Give only the number of lines in the data that include the string "SDIS".
--- BEGIN TASK INPUT ---
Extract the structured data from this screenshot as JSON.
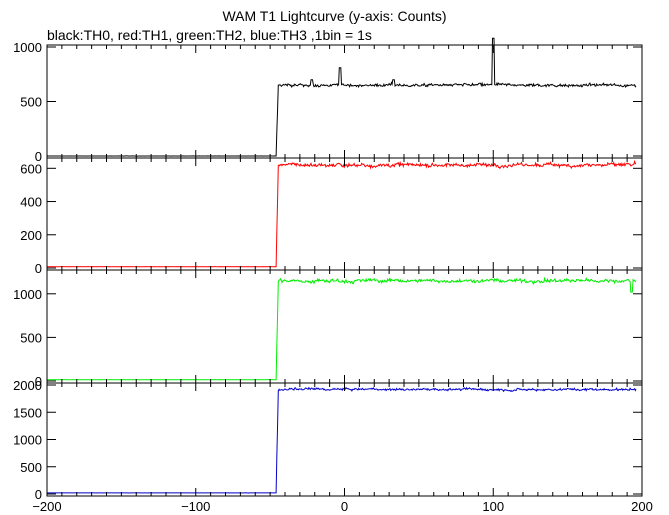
{
  "chart_data": {
    "type": "line",
    "title": "WAM T1 Lightcurve (y-axis: Counts)",
    "subtitle": "black:TH0, red:TH1, green:TH2, blue:TH3 ,1bin = 1s",
    "xlim": [
      -200,
      200
    ],
    "x_ticks": [
      -200,
      -100,
      0,
      100,
      200
    ],
    "grid": false,
    "panels": [
      {
        "name": "TH0",
        "color": "#000000",
        "ylim": [
          0,
          1000
        ],
        "y_ticks": [
          0,
          500,
          1000
        ],
        "pre_level": 0,
        "step_x": -46,
        "post_level": 650,
        "noise": 18,
        "spikes": [
          {
            "x": -3,
            "y": 810
          },
          {
            "x": 100,
            "y": 1080
          },
          {
            "x": 33,
            "y": 700
          },
          {
            "x": -22,
            "y": 700
          }
        ]
      },
      {
        "name": "TH1",
        "color": "#ff0000",
        "ylim": [
          0,
          650
        ],
        "y_ticks": [
          0,
          200,
          400,
          600
        ],
        "pre_level": 8,
        "step_x": -46,
        "post_level": 620,
        "noise": 15,
        "spikes": []
      },
      {
        "name": "TH2",
        "color": "#00ee00",
        "ylim": [
          0,
          1250
        ],
        "y_ticks": [
          0,
          500,
          1000
        ],
        "pre_level": 15,
        "step_x": -46,
        "post_level": 1150,
        "noise": 28,
        "spikes": [
          {
            "x": 193,
            "y": 1020
          }
        ]
      },
      {
        "name": "TH3",
        "color": "#0000cc",
        "ylim": [
          0,
          2000
        ],
        "y_ticks": [
          0,
          500,
          1000,
          1500,
          2000
        ],
        "pre_level": 20,
        "step_x": -46,
        "post_level": 1920,
        "noise": 28,
        "spikes": []
      }
    ]
  }
}
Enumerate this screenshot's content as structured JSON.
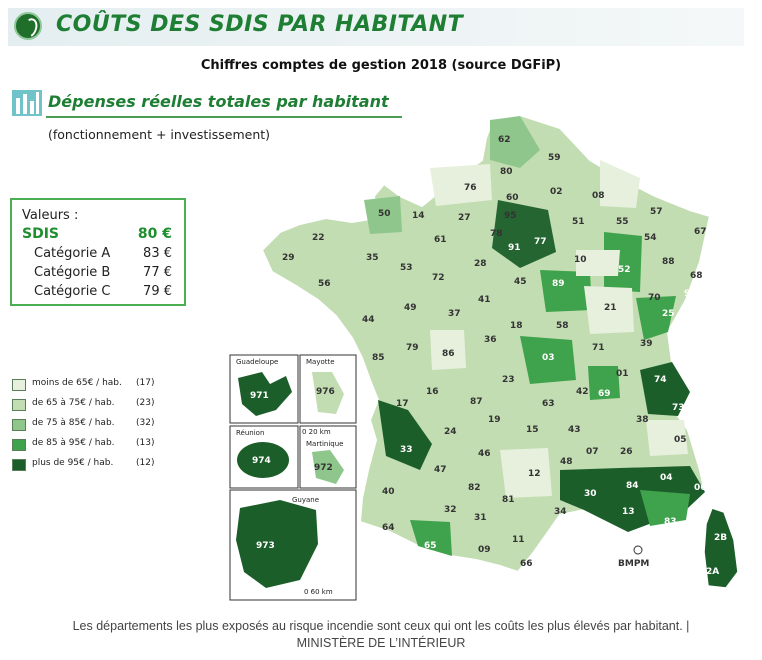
{
  "header": {
    "title": "COÛTS DES SDIS PAR HABITANT",
    "subtitle": "Chiffres comptes de gestion 2018 (source DGFiP)"
  },
  "section": {
    "title": "Dépenses réelles totales par habitant",
    "subtitle": "(fonctionnement + investissement)"
  },
  "values_box": {
    "heading": "Valeurs :",
    "rows": [
      {
        "label": "SDIS",
        "value": "80 €"
      },
      {
        "label": "Catégorie A",
        "value": "83 €"
      },
      {
        "label": "Catégorie B",
        "value": "77 €"
      },
      {
        "label": "Catégorie C",
        "value": "79 €"
      }
    ]
  },
  "legend": [
    {
      "label": "moins de 65€ / hab.",
      "count": "(17)",
      "color": "#e6f0dc"
    },
    {
      "label": "de 65 à 75€ / hab.",
      "count": "(23)",
      "color": "#c3ddb3"
    },
    {
      "label": "de 75 à 85€ / hab.",
      "count": "(32)",
      "color": "#8fc68c"
    },
    {
      "label": "de 85 à 95€ / hab.",
      "count": "(13)",
      "color": "#3fa24c"
    },
    {
      "label": "plus de 95€ / hab.",
      "count": "(12)",
      "color": "#1c5e2a"
    }
  ],
  "insets": {
    "guadeloupe": {
      "label": "Guadeloupe",
      "code": "971"
    },
    "mayotte": {
      "label": "Mayotte",
      "code": "976"
    },
    "reunion": {
      "label": "Réunion",
      "code": "974"
    },
    "martinique": {
      "label": "Martinique",
      "code": "972"
    },
    "guyane": {
      "label": "Guyane",
      "code": "973"
    },
    "scale_small": "0   20 km",
    "scale_large": "0   60 km"
  },
  "map_labels": {
    "bmpm": "BMPM"
  },
  "departments": [
    {
      "code": "62",
      "cls": 2
    },
    {
      "code": "59",
      "cls": 1
    },
    {
      "code": "80",
      "cls": 2
    },
    {
      "code": "02",
      "cls": 1
    },
    {
      "code": "08",
      "cls": 0
    },
    {
      "code": "76",
      "cls": 0
    },
    {
      "code": "60",
      "cls": 1
    },
    {
      "code": "95",
      "cls": 1
    },
    {
      "code": "14",
      "cls": 0
    },
    {
      "code": "27",
      "cls": 0
    },
    {
      "code": "50",
      "cls": 2
    },
    {
      "code": "78",
      "cls": 2
    },
    {
      "code": "77",
      "cls": 4
    },
    {
      "code": "91",
      "cls": 3
    },
    {
      "code": "51",
      "cls": 1
    },
    {
      "code": "55",
      "cls": 2
    },
    {
      "code": "57",
      "cls": 0
    },
    {
      "code": "54",
      "cls": 2
    },
    {
      "code": "67",
      "cls": 0
    },
    {
      "code": "22",
      "cls": 1
    },
    {
      "code": "61",
      "cls": 1
    },
    {
      "code": "29",
      "cls": 1
    },
    {
      "code": "35",
      "cls": 1
    },
    {
      "code": "53",
      "cls": 1
    },
    {
      "code": "72",
      "cls": 0
    },
    {
      "code": "28",
      "cls": 2
    },
    {
      "code": "45",
      "cls": 2
    },
    {
      "code": "10",
      "cls": 0
    },
    {
      "code": "52",
      "cls": 3
    },
    {
      "code": "88",
      "cls": 2
    },
    {
      "code": "68",
      "cls": 1
    },
    {
      "code": "56",
      "cls": 1
    },
    {
      "code": "49",
      "cls": 2
    },
    {
      "code": "41",
      "cls": 2
    },
    {
      "code": "89",
      "cls": 3
    },
    {
      "code": "21",
      "cls": 0
    },
    {
      "code": "70",
      "cls": 0
    },
    {
      "code": "90",
      "cls": 3
    },
    {
      "code": "44",
      "cls": 1
    },
    {
      "code": "37",
      "cls": 1
    },
    {
      "code": "18",
      "cls": 1
    },
    {
      "code": "58",
      "cls": 2
    },
    {
      "code": "25",
      "cls": 3
    },
    {
      "code": "85",
      "cls": 1
    },
    {
      "code": "79",
      "cls": 1
    },
    {
      "code": "86",
      "cls": 0
    },
    {
      "code": "36",
      "cls": 1
    },
    {
      "code": "71",
      "cls": 1
    },
    {
      "code": "39",
      "cls": 0
    },
    {
      "code": "03",
      "cls": 3
    },
    {
      "code": "17",
      "cls": 1
    },
    {
      "code": "16",
      "cls": 2
    },
    {
      "code": "87",
      "cls": 0
    },
    {
      "code": "23",
      "cls": 2
    },
    {
      "code": "01",
      "cls": 2
    },
    {
      "code": "74",
      "cls": 3
    },
    {
      "code": "69",
      "cls": 3
    },
    {
      "code": "42",
      "cls": 2
    },
    {
      "code": "63",
      "cls": 2
    },
    {
      "code": "73",
      "cls": 4
    },
    {
      "code": "38",
      "cls": 1
    },
    {
      "code": "19",
      "cls": 2
    },
    {
      "code": "24",
      "cls": 2
    },
    {
      "code": "15",
      "cls": 2
    },
    {
      "code": "43",
      "cls": 1
    },
    {
      "code": "33",
      "cls": 4
    },
    {
      "code": "05",
      "cls": 0
    },
    {
      "code": "46",
      "cls": 2
    },
    {
      "code": "48",
      "cls": 2
    },
    {
      "code": "07",
      "cls": 2
    },
    {
      "code": "26",
      "cls": 1
    },
    {
      "code": "47",
      "cls": 2
    },
    {
      "code": "12",
      "cls": 0
    },
    {
      "code": "40",
      "cls": 1
    },
    {
      "code": "82",
      "cls": 2
    },
    {
      "code": "81",
      "cls": 1
    },
    {
      "code": "30",
      "cls": 4
    },
    {
      "code": "84",
      "cls": 4
    },
    {
      "code": "04",
      "cls": 4
    },
    {
      "code": "06",
      "cls": 4
    },
    {
      "code": "32",
      "cls": 2
    },
    {
      "code": "34",
      "cls": 2
    },
    {
      "code": "13",
      "cls": 4
    },
    {
      "code": "83",
      "cls": 3
    },
    {
      "code": "64",
      "cls": 2
    },
    {
      "code": "31",
      "cls": 1
    },
    {
      "code": "11",
      "cls": 1
    },
    {
      "code": "65",
      "cls": 3
    },
    {
      "code": "09",
      "cls": 0
    },
    {
      "code": "66",
      "cls": 2
    },
    {
      "code": "2B",
      "cls": 4
    },
    {
      "code": "2A",
      "cls": 4
    }
  ],
  "caption": {
    "line1": "Les départements les plus exposés au risque incendie sont ceux qui ont les coûts les plus élevés par habitant. |",
    "line2": "MINISTÈRE DE L’INTÉRIEUR"
  }
}
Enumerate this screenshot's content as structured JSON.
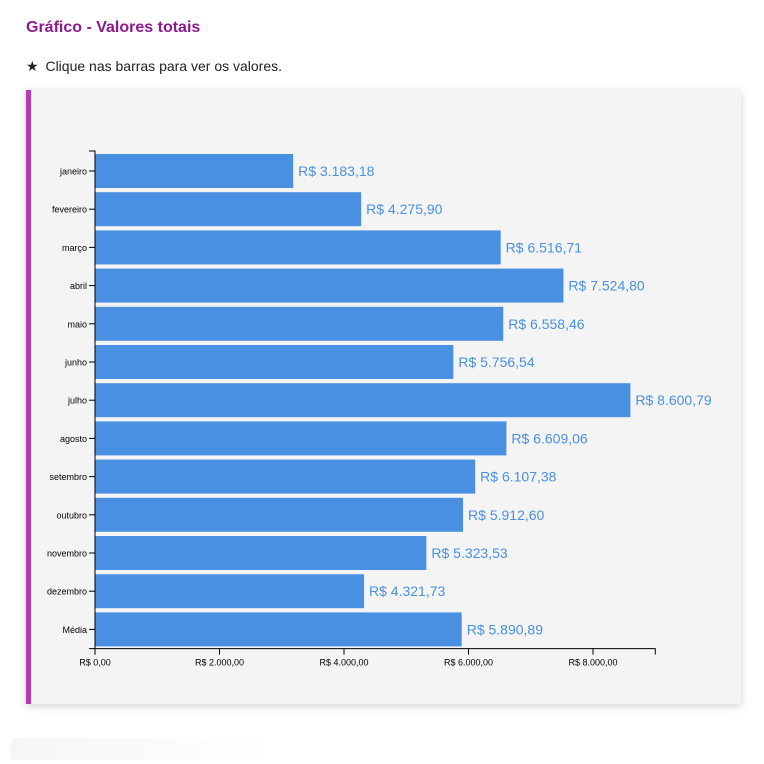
--- END TASK INPUT ---
● PROBLEM SOLUTION:
2